▸ **Short problem**
Tally how many lines include "likes". The number is the whole answer.

▸ **Entries from a dataset**
— START —

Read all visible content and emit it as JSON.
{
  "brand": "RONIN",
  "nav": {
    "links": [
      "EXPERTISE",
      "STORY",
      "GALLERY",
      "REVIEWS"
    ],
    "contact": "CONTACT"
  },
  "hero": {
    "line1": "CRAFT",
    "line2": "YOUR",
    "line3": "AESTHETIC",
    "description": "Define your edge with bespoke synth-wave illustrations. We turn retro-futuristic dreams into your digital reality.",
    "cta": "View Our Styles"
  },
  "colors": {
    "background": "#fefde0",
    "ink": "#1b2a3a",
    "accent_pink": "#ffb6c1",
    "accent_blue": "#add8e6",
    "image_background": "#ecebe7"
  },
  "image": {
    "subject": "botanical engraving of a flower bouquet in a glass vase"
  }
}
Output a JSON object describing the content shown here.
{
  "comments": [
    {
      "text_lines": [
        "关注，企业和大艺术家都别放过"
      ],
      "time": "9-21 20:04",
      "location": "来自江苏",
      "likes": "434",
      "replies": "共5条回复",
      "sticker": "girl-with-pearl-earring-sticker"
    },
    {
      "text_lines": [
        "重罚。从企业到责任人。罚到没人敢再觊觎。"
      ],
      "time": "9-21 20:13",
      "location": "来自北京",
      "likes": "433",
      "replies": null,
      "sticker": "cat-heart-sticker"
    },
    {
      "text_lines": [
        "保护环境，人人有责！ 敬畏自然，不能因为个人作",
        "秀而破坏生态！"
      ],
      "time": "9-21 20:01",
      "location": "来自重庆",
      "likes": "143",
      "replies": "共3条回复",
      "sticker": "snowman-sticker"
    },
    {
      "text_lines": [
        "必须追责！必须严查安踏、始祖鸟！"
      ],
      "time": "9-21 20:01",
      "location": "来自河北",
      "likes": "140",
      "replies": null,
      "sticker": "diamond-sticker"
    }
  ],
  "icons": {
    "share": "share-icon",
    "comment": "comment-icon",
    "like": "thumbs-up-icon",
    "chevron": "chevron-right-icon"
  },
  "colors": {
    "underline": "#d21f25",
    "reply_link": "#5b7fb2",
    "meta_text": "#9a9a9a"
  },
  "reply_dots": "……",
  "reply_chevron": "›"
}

— END —

▸ **Written answer**
4